• [Work to do]: Go through the records and extract every line with the word "Created".

• [Material provided]:
◇ ◇ ◇

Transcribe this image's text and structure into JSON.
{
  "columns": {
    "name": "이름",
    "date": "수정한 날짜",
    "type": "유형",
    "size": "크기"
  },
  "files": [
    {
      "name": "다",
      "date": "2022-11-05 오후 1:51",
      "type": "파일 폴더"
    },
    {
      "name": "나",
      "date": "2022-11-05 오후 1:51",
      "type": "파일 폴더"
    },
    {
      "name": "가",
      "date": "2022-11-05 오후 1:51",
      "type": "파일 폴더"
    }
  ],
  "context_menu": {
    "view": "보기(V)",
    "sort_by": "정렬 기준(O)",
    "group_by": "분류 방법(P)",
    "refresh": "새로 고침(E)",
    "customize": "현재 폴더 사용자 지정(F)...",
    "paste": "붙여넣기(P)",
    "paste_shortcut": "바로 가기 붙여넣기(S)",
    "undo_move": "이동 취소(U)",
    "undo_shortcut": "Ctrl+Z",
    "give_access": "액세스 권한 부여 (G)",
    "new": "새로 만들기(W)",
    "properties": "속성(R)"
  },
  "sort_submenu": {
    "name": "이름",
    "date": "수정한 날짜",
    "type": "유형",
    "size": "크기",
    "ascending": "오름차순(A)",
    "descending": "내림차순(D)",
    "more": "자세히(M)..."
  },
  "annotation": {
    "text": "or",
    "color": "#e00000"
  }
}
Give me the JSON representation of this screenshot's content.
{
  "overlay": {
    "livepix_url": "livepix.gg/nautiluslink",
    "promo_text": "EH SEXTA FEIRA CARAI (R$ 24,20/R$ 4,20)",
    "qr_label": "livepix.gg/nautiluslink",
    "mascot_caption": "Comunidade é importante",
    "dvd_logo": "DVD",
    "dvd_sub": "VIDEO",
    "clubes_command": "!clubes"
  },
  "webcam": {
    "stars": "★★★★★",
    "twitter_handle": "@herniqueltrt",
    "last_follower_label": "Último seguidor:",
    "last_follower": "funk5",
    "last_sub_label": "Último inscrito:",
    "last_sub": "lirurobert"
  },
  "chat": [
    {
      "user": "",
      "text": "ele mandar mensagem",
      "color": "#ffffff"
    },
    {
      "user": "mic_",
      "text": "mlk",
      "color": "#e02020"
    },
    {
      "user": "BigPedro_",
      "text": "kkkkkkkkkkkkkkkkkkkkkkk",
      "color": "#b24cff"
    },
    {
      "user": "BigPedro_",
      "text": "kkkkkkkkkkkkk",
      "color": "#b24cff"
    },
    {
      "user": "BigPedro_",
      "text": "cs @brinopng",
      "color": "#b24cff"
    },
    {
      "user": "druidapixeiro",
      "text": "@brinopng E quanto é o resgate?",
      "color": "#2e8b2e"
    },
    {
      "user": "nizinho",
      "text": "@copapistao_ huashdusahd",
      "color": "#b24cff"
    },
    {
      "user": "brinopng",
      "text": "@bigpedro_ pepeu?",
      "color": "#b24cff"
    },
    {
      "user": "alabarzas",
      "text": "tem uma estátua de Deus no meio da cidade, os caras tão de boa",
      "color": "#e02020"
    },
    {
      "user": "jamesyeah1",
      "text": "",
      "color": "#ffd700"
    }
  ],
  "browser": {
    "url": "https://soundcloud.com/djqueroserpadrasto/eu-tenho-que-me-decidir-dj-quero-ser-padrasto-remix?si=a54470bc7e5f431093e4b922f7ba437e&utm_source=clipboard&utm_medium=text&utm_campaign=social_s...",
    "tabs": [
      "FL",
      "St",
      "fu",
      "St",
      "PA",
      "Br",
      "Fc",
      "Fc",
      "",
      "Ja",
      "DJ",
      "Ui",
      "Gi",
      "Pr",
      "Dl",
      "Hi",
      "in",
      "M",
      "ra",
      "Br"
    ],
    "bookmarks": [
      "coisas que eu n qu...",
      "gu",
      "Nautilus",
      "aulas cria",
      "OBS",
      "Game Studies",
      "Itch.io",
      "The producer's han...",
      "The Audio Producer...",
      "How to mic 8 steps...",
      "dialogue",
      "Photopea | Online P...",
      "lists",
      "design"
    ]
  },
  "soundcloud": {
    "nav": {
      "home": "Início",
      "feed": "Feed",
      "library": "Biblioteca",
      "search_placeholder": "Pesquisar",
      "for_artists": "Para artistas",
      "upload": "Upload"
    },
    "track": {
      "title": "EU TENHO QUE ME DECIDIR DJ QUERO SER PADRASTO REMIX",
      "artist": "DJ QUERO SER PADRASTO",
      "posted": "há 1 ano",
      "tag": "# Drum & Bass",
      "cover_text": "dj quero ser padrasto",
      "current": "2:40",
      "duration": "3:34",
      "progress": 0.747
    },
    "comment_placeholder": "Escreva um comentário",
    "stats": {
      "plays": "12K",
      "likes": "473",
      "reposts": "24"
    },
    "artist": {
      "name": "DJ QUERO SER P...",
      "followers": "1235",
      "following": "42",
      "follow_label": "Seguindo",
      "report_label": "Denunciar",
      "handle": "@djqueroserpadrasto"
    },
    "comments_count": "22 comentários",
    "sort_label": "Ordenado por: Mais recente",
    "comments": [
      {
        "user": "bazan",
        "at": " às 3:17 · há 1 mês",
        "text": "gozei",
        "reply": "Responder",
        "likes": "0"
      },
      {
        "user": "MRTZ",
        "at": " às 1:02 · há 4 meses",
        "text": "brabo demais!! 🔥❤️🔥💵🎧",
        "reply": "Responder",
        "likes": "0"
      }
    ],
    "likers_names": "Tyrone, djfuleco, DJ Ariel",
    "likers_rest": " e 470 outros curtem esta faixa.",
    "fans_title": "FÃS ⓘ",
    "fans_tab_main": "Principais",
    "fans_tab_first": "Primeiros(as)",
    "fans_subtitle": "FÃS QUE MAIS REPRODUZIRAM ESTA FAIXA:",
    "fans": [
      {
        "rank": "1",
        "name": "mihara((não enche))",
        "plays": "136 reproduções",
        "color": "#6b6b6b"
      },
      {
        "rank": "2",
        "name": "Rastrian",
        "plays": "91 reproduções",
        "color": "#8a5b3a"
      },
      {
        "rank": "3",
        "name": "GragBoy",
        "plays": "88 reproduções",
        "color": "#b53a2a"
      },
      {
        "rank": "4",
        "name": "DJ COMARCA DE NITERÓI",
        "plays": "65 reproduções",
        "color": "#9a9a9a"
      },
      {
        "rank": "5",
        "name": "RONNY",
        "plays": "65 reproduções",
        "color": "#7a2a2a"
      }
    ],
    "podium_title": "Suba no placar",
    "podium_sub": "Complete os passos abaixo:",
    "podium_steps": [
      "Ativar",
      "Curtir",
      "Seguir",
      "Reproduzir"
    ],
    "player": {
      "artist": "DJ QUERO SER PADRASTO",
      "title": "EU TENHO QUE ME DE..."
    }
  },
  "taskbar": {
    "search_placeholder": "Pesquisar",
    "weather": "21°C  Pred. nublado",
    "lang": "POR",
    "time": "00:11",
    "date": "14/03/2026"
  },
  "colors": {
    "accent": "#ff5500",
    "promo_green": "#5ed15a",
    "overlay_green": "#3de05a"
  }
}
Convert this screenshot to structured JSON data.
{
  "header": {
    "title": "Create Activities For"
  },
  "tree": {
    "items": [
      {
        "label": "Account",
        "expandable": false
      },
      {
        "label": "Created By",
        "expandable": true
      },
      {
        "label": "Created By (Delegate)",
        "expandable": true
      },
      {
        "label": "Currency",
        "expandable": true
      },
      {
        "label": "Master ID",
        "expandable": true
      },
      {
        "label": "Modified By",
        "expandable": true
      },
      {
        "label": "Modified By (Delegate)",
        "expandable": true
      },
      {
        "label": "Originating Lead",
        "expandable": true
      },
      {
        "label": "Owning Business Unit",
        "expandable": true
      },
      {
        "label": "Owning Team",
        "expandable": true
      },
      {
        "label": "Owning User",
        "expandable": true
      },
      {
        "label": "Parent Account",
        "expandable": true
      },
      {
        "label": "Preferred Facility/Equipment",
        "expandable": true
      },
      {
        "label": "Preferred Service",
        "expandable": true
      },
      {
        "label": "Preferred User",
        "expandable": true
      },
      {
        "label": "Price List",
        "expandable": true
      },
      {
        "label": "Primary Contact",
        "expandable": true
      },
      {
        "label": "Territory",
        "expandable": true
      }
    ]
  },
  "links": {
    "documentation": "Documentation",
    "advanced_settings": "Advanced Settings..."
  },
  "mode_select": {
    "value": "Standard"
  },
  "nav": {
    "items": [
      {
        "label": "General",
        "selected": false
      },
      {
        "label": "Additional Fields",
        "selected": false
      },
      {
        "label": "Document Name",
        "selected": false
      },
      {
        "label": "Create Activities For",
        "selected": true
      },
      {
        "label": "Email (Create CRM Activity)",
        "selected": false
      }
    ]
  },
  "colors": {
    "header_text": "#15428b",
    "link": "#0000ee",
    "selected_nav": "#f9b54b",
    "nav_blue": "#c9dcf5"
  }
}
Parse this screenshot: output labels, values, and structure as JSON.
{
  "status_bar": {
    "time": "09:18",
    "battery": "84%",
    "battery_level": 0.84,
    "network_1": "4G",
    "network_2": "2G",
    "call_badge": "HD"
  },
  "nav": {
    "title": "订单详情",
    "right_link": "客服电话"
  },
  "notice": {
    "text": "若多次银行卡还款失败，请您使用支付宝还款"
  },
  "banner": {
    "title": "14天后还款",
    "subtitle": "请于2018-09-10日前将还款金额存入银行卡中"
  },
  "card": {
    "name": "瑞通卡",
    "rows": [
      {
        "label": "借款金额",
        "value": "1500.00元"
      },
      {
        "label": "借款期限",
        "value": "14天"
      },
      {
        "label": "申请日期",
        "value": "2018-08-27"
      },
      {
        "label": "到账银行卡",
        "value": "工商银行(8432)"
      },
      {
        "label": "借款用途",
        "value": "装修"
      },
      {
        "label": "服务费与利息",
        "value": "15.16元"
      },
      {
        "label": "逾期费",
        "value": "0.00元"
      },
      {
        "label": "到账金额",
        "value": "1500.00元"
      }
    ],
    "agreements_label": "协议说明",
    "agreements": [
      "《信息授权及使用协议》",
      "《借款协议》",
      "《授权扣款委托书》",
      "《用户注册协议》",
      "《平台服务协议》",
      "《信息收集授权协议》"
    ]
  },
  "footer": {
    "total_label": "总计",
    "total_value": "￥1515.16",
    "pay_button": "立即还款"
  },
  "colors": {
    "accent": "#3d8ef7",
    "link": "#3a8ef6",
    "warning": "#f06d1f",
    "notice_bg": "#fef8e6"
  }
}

◇ ◇ ◇

• [Expected output]:
        "label": "Created By",
        "label": "Created By (Delegate)",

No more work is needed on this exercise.